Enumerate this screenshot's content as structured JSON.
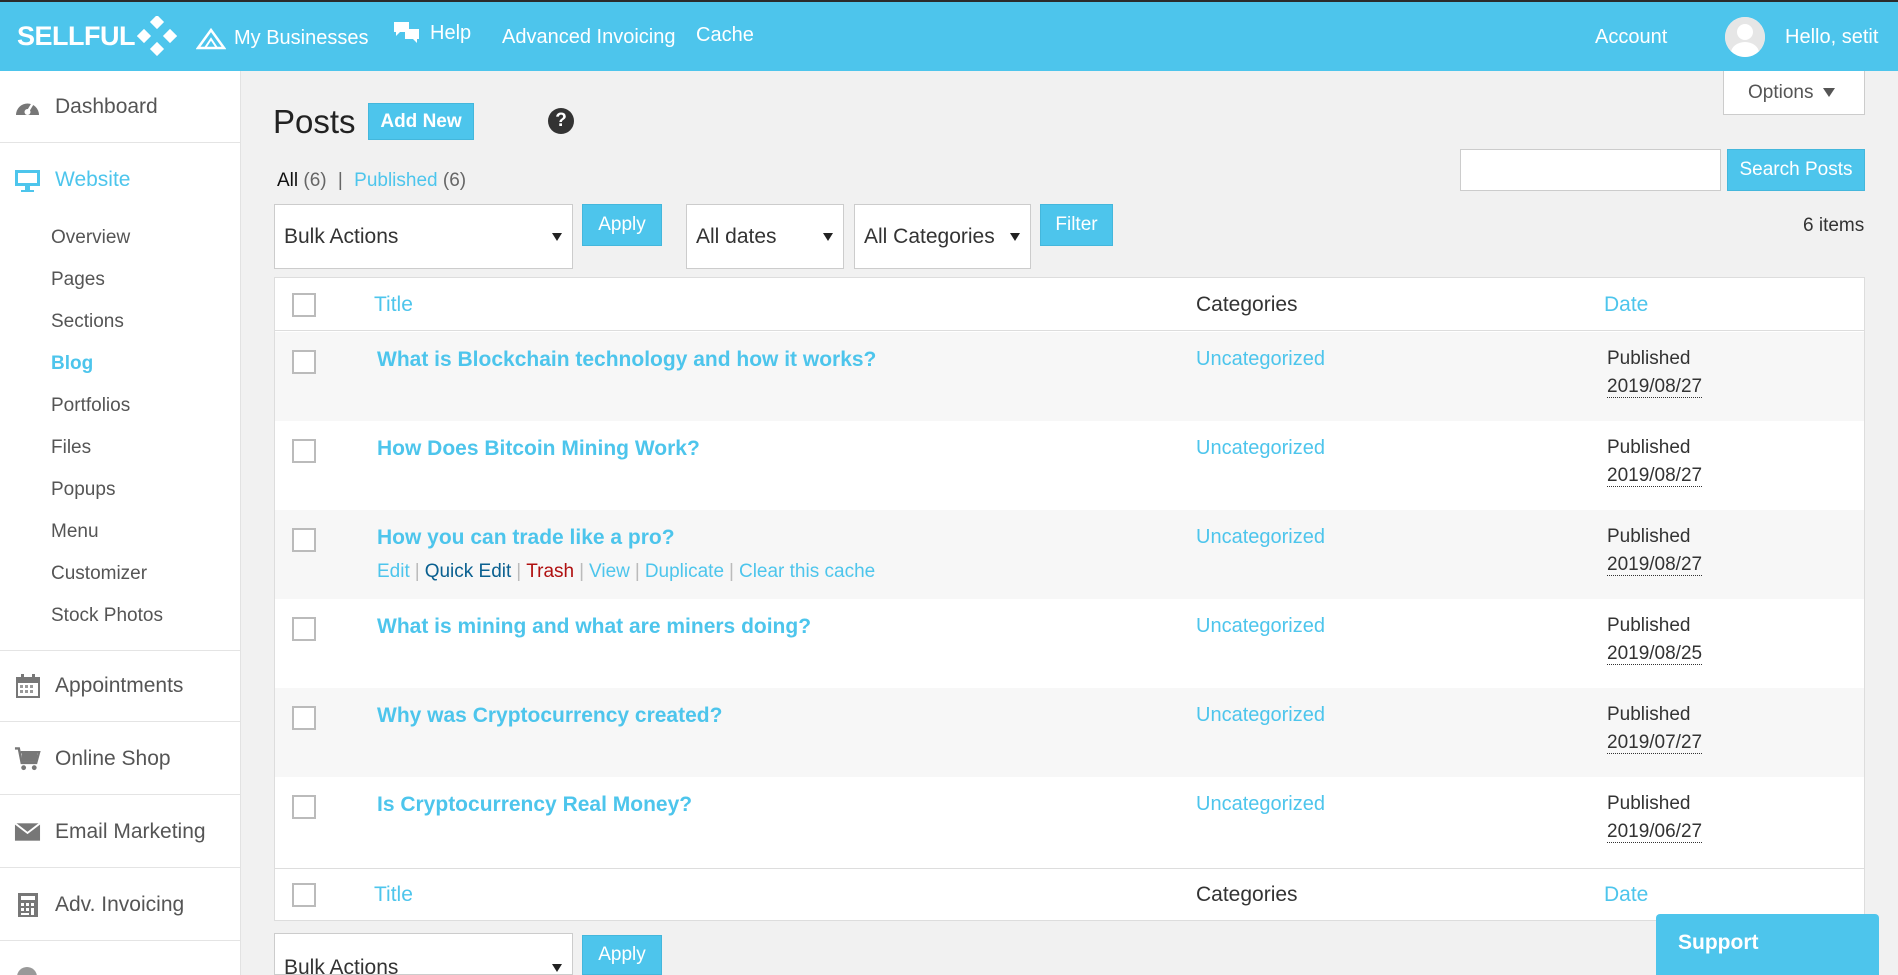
{
  "topbar": {
    "logo": "SELLFUL",
    "nav": [
      "My Businesses",
      "Help",
      "Advanced Invoicing",
      "Cache"
    ],
    "account": "Account",
    "greeting": "Hello, setit",
    "accent_color": "#4dc5ec"
  },
  "sidebar": {
    "sections": [
      {
        "label": "Dashboard",
        "icon": "dashboard-gauge-icon"
      },
      {
        "label": "Website",
        "icon": "monitor-icon",
        "active": true
      },
      {
        "label": "Appointments",
        "icon": "calendar-icon"
      },
      {
        "label": "Online Shop",
        "icon": "cart-icon"
      },
      {
        "label": "Email Marketing",
        "icon": "envelope-icon"
      },
      {
        "label": "Adv. Invoicing",
        "icon": "invoice-icon"
      }
    ],
    "website_items": [
      "Overview",
      "Pages",
      "Sections",
      "Blog",
      "Portfolios",
      "Files",
      "Popups",
      "Menu",
      "Customizer",
      "Stock Photos"
    ],
    "active_item": "Blog"
  },
  "page": {
    "title": "Posts",
    "add_new": "Add New",
    "options": "Options",
    "filters": {
      "all": "All",
      "all_count": "(6)",
      "published": "Published",
      "published_count": "(6)"
    },
    "search_button": "Search Posts",
    "search_value": "",
    "bulk_actions": "Bulk Actions",
    "apply": "Apply",
    "all_dates": "All dates",
    "all_categories": "All Categories",
    "filter": "Filter",
    "items_count": "6 items"
  },
  "table": {
    "columns": {
      "title": "Title",
      "categories": "Categories",
      "date": "Date"
    },
    "row_actions": [
      "Edit",
      "Quick Edit",
      "Trash",
      "View",
      "Duplicate",
      "Clear this cache"
    ],
    "rows": [
      {
        "title": "What is Blockchain technology and how it works?",
        "category": "Uncategorized",
        "status": "Published",
        "date": "2019/08/27"
      },
      {
        "title": "How Does Bitcoin Mining Work?",
        "category": "Uncategorized",
        "status": "Published",
        "date": "2019/08/27"
      },
      {
        "title": "How you can trade like a pro?",
        "category": "Uncategorized",
        "status": "Published",
        "date": "2019/08/27",
        "hovered": true
      },
      {
        "title": "What is mining and what are miners doing?",
        "category": "Uncategorized",
        "status": "Published",
        "date": "2019/08/25"
      },
      {
        "title": "Why was Cryptocurrency created?",
        "category": "Uncategorized",
        "status": "Published",
        "date": "2019/07/27"
      },
      {
        "title": "Is Cryptocurrency Real Money?",
        "category": "Uncategorized",
        "status": "Published",
        "date": "2019/06/27"
      }
    ]
  },
  "support": "Support"
}
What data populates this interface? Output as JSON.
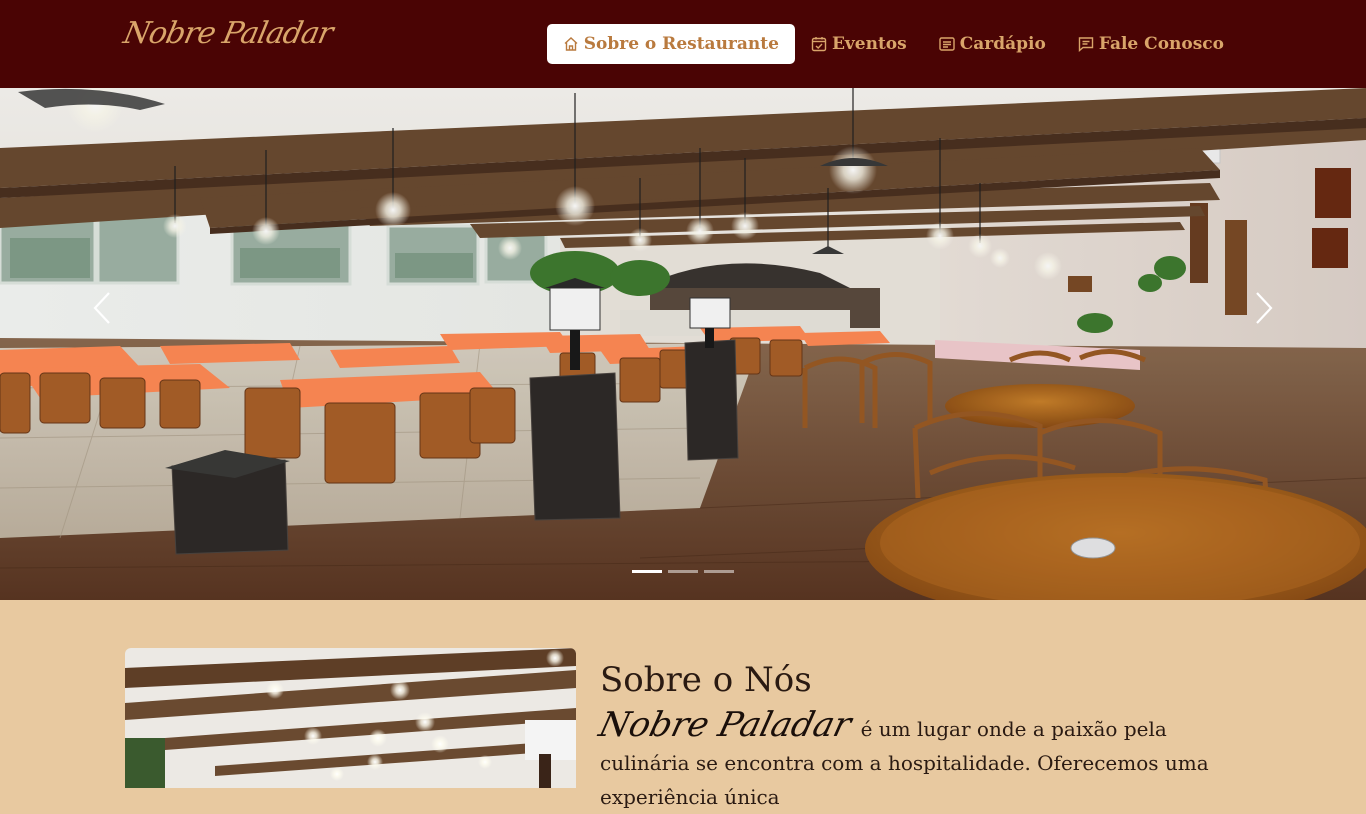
{
  "brand": {
    "logo_text": "Nobre Paladar"
  },
  "nav": {
    "items": [
      {
        "label": "Sobre o Restaurante",
        "icon": "home-icon",
        "active": true
      },
      {
        "label": "Eventos",
        "icon": "calendar-check-icon",
        "active": false
      },
      {
        "label": "Cardápio",
        "icon": "menu-list-icon",
        "active": false
      },
      {
        "label": "Fale Conosco",
        "icon": "chat-icon",
        "active": false
      }
    ]
  },
  "carousel": {
    "slide_count": 3,
    "active_index": 0,
    "prev_icon": "chevron-left-icon",
    "next_icon": "chevron-right-icon"
  },
  "about": {
    "title": "Sobre o Nós",
    "brand_name": "Nobre Paladar",
    "text": "é um lugar onde a paixão pela culinária se encontra com a hospitalidade. Oferecemos uma experiência única"
  },
  "colors": {
    "navbar_bg": "#4a0404",
    "accent": "#d9a56a",
    "page_bg": "#e8c9a0",
    "table_cloth": "#ff8a55"
  }
}
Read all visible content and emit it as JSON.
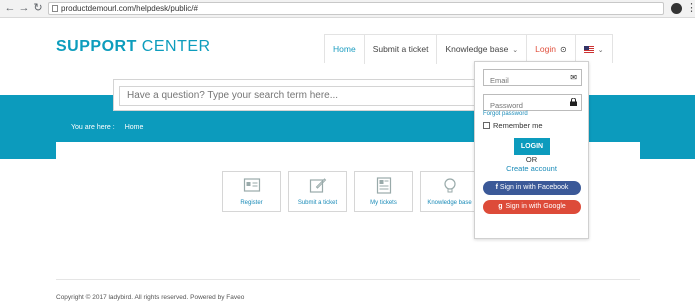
{
  "browser": {
    "url": "productdemourl.com/helpdesk/public/#"
  },
  "logo": {
    "bold": "SUPPORT",
    "rest": " CENTER"
  },
  "nav": {
    "home": "Home",
    "submit": "Submit a ticket",
    "kb": "Knowledge base",
    "login": "Login"
  },
  "search": {
    "placeholder": "Have a question? Type your search term here..."
  },
  "breadcrumb": {
    "label": "You are here :",
    "home": "Home"
  },
  "tiles": [
    {
      "label": "Register",
      "icon": "register-icon"
    },
    {
      "label": "Submit a ticket",
      "icon": "edit-icon"
    },
    {
      "label": "My tickets",
      "icon": "newspaper-icon"
    },
    {
      "label": "Knowledge base",
      "icon": "lightbulb-icon"
    }
  ],
  "login_form": {
    "email_placeholder": "Email",
    "password_placeholder": "Password",
    "forgot": "Forgot password",
    "remember": "Remember me",
    "submit": "LOGIN",
    "or": "OR",
    "create": "Create account",
    "facebook": "Sign in with Facebook",
    "google": "Sign in with Google"
  },
  "footer": {
    "text": "Copyright © 2017 ladybird. All rights reserved. Powered by Faveo"
  },
  "colors": {
    "accent": "#0c9bbd",
    "login": "#e04f3c",
    "facebook": "#3b5998",
    "google": "#dd4b39"
  }
}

• [What you will do]:
Look for the word "base" in every line of the listing and copy the lines that have it.

• [Exercise response]:
    "kb": "Knowledge base",
      "label": "Knowledge base",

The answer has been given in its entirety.